## Start EXERCISE MATERIAL

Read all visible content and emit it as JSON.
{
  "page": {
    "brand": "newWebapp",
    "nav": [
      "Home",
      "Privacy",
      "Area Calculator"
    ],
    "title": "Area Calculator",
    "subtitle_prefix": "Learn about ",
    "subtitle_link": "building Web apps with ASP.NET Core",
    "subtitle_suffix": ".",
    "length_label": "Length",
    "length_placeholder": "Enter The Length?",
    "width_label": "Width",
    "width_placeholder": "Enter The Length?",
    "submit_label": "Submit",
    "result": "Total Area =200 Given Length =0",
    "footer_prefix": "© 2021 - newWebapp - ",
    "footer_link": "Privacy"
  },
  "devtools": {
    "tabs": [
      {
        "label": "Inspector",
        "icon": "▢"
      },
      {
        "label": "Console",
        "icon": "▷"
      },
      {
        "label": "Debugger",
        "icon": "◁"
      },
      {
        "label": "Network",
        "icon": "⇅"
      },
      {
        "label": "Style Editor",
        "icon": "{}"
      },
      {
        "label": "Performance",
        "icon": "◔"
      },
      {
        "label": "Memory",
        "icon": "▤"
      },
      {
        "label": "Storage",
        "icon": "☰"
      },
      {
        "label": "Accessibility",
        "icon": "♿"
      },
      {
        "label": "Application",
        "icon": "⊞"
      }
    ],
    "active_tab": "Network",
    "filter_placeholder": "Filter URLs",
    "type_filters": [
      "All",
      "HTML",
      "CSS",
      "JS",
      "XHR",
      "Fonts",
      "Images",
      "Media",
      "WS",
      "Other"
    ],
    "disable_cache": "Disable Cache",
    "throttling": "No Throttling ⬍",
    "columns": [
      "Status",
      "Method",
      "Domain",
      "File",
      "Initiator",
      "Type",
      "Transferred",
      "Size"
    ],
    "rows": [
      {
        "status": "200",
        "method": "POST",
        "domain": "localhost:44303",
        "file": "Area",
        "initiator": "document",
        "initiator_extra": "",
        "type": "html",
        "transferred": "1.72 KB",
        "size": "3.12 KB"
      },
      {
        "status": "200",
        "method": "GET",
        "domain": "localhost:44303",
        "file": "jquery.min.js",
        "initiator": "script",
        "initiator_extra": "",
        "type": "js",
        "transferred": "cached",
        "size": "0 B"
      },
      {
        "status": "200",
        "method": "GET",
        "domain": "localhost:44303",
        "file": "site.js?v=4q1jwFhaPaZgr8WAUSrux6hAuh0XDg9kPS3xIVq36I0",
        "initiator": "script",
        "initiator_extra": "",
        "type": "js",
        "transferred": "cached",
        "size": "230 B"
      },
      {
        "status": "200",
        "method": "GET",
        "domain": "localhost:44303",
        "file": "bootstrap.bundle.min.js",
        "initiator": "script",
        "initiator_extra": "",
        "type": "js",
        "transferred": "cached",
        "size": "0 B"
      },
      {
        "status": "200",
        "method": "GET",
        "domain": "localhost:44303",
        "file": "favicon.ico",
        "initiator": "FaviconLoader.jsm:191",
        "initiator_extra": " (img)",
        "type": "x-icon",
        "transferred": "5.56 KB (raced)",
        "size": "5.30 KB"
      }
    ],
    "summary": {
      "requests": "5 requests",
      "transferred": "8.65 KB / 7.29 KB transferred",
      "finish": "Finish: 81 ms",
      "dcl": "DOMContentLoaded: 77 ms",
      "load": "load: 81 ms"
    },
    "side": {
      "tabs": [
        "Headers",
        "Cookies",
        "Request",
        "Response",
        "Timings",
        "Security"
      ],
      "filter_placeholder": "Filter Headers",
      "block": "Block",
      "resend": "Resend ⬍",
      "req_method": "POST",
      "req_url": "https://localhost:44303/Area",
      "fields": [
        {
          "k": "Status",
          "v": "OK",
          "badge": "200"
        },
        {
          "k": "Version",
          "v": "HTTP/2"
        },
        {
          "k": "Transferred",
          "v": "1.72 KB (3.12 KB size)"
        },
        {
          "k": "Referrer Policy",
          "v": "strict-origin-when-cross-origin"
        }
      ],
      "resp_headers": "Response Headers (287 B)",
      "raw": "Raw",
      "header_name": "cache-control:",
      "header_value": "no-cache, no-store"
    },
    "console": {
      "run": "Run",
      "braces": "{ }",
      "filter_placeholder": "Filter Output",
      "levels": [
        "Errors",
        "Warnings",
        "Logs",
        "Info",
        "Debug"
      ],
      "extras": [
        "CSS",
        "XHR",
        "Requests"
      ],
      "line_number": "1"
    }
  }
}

## End EXERCISE MATERIAL
## Start EXERCISE MATERIAL

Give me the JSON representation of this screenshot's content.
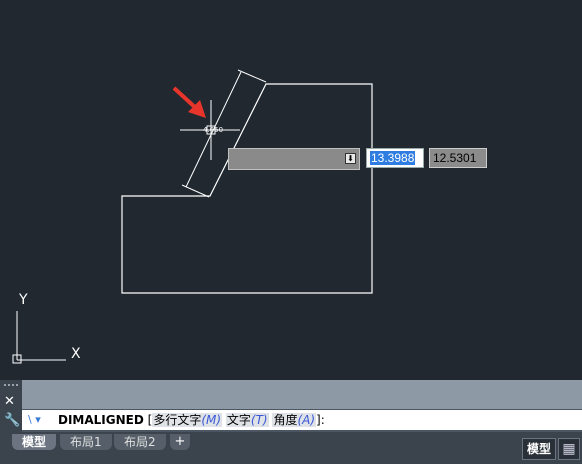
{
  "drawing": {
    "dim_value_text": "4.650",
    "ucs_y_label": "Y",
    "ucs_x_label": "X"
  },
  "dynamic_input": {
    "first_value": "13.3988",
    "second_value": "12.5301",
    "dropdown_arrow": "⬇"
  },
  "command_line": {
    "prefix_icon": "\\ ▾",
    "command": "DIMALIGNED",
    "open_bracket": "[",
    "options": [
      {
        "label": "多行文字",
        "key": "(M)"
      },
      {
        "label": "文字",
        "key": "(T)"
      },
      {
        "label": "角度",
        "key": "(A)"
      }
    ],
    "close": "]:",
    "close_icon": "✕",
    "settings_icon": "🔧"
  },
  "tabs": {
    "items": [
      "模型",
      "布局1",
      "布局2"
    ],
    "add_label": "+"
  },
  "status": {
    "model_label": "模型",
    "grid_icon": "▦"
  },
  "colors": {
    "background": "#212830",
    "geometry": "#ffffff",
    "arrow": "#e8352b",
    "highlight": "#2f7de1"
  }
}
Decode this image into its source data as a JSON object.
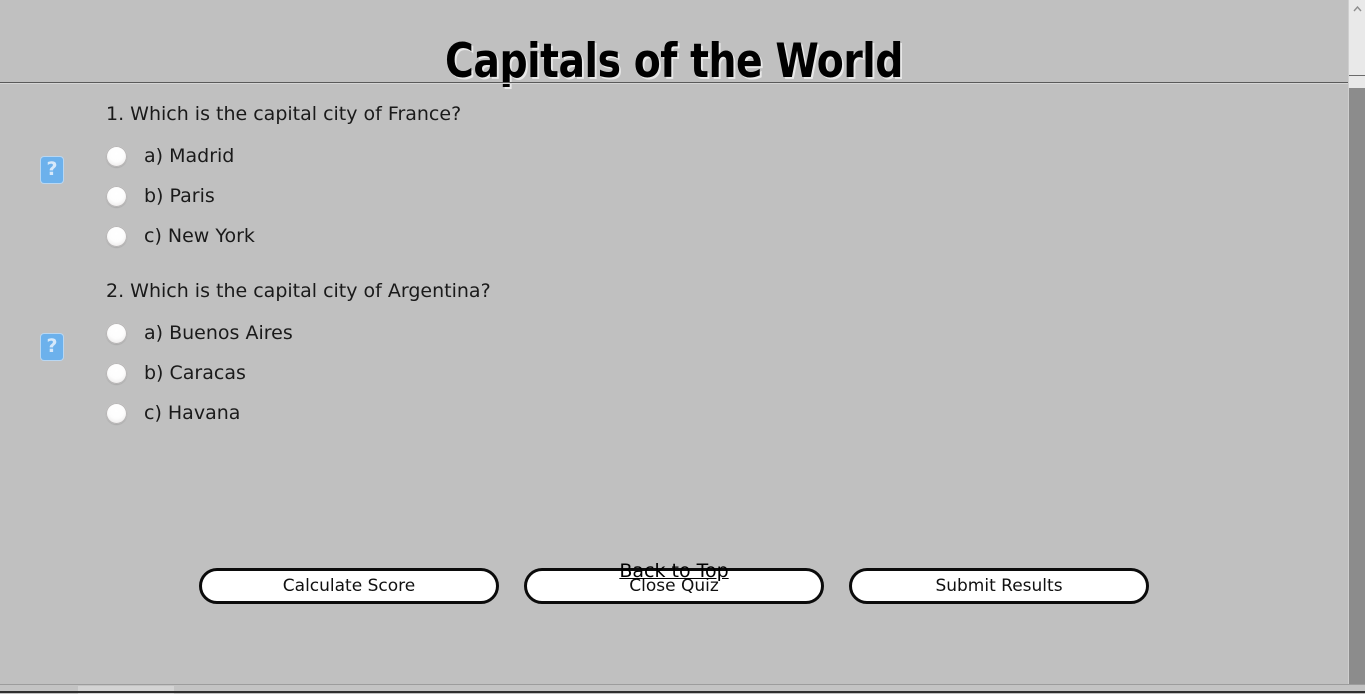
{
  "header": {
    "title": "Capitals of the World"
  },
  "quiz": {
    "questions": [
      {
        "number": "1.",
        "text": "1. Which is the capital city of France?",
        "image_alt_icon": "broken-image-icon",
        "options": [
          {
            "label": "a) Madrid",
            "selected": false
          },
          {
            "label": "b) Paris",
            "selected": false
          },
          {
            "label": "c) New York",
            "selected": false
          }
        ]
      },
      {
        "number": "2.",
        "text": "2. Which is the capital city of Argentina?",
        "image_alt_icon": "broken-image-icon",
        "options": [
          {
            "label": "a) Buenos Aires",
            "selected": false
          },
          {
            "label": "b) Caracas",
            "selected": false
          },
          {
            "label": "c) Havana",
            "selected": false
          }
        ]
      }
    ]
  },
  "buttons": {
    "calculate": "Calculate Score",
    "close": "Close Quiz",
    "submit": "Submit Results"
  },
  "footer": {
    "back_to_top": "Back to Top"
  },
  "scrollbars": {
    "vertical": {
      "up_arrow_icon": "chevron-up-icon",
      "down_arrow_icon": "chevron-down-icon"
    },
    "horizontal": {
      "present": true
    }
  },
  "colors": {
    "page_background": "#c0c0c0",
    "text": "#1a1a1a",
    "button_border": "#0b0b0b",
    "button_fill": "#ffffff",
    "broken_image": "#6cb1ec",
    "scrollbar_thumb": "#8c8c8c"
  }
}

## End EXERCISE MATERIAL
## Start EXERCISE MATERIAL

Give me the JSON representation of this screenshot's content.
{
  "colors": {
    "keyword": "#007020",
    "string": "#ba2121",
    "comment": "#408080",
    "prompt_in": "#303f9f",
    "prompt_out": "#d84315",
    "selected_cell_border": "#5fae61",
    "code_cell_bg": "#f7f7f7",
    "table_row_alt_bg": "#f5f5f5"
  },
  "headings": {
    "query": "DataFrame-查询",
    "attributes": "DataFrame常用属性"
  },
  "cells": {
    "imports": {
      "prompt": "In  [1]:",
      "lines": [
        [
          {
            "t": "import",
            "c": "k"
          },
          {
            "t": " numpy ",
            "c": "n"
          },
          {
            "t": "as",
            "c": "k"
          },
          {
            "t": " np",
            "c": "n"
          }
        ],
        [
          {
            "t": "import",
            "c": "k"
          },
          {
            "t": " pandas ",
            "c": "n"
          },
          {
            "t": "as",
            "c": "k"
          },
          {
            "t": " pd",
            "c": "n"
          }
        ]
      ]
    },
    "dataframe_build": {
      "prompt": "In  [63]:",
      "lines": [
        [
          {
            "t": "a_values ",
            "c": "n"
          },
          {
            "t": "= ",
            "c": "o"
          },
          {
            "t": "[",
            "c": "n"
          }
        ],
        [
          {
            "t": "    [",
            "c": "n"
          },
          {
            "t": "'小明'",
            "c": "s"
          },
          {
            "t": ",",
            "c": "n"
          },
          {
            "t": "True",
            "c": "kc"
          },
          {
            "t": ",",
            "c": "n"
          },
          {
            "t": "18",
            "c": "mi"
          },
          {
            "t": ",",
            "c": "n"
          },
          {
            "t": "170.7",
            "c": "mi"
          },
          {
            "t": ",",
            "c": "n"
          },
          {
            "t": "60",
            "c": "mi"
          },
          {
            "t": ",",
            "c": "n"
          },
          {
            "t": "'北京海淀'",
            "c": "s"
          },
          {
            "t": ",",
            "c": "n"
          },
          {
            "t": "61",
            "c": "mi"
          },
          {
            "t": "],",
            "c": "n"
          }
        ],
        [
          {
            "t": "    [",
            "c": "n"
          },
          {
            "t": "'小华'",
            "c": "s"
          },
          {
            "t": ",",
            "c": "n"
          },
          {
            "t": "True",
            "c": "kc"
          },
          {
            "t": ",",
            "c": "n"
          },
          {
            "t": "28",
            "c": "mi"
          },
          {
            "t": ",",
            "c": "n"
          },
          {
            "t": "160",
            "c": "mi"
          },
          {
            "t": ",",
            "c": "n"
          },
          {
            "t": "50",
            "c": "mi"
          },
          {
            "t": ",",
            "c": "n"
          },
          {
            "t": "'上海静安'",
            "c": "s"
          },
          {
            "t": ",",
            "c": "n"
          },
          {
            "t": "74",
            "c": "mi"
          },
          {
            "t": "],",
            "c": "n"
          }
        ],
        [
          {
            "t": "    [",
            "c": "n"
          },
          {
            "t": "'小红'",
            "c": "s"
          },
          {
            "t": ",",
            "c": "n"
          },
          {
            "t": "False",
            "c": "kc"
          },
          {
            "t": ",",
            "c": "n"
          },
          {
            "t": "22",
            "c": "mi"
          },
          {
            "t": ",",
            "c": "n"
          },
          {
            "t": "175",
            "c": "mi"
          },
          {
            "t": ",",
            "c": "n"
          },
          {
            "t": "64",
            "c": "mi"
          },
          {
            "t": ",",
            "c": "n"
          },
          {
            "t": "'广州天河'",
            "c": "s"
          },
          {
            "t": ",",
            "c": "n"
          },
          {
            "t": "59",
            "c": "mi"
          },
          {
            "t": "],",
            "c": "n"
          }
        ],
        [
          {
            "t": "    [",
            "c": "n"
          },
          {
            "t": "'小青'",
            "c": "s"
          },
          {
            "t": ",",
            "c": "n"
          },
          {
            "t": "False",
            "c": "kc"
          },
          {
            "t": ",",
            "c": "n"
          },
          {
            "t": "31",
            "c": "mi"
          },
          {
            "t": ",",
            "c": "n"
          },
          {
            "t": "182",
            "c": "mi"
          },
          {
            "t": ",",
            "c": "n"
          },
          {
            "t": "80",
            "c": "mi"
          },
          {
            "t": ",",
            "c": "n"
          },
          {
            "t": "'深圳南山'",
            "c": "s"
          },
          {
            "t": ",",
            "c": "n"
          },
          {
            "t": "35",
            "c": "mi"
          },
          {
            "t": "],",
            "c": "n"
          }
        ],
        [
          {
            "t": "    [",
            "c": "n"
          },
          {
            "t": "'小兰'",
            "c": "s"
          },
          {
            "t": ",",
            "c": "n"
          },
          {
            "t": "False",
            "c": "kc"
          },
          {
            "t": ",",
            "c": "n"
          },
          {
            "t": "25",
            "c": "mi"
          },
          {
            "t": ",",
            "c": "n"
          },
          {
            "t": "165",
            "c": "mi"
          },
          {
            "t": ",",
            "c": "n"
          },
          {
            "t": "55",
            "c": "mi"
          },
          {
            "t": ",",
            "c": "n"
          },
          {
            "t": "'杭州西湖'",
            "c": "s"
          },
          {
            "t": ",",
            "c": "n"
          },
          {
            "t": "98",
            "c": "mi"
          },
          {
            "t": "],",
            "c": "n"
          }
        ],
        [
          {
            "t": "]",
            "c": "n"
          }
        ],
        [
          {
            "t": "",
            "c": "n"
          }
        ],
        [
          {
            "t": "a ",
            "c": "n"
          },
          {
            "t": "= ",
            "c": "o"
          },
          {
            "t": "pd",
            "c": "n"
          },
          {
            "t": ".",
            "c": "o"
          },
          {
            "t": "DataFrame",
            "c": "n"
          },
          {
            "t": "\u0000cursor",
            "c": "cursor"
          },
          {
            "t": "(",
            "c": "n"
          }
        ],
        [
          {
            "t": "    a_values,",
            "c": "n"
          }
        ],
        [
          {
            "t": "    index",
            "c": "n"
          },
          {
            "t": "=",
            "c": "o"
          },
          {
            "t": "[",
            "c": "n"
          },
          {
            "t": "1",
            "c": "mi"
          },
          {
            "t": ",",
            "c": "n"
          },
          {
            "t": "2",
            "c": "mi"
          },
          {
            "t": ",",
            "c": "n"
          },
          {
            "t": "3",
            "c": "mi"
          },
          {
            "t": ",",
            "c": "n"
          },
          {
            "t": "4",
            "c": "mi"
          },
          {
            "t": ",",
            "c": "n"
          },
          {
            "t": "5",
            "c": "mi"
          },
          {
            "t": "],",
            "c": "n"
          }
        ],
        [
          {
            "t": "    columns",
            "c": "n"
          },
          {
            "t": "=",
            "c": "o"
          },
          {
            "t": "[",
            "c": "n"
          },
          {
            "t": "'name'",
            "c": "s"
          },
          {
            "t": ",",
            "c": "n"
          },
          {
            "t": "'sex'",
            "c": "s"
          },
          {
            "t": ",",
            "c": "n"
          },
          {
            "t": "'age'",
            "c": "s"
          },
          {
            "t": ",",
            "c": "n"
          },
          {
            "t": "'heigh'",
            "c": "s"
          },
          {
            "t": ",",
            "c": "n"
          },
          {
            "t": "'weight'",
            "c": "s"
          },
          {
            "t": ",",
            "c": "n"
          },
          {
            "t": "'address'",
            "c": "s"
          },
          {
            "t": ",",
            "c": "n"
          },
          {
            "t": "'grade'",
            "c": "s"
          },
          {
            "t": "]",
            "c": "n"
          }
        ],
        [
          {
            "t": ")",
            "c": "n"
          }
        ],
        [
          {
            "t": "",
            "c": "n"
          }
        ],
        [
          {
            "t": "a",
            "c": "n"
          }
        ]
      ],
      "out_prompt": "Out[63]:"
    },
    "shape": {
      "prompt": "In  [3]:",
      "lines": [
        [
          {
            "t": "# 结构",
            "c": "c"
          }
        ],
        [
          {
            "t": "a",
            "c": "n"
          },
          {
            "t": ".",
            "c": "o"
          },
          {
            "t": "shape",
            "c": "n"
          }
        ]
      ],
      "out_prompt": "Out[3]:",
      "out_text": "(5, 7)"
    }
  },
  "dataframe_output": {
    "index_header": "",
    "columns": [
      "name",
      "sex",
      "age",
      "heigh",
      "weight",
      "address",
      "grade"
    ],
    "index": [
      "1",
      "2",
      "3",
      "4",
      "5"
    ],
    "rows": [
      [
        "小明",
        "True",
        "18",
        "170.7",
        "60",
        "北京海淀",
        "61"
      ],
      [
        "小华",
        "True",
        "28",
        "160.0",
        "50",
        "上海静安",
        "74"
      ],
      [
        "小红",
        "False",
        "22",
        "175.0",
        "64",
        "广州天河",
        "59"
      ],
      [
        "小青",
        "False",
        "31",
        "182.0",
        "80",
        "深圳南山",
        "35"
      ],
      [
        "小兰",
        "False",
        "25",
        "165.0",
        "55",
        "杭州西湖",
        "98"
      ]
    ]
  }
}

## End EXERCISE MATERIAL

THE REQUEST → Within the data above, pick out all lines holding the word "Submit".

RESPONSE FOR THIS EXERCISE →
    "submit_label": "Submit",
    "submit": "Submit Results"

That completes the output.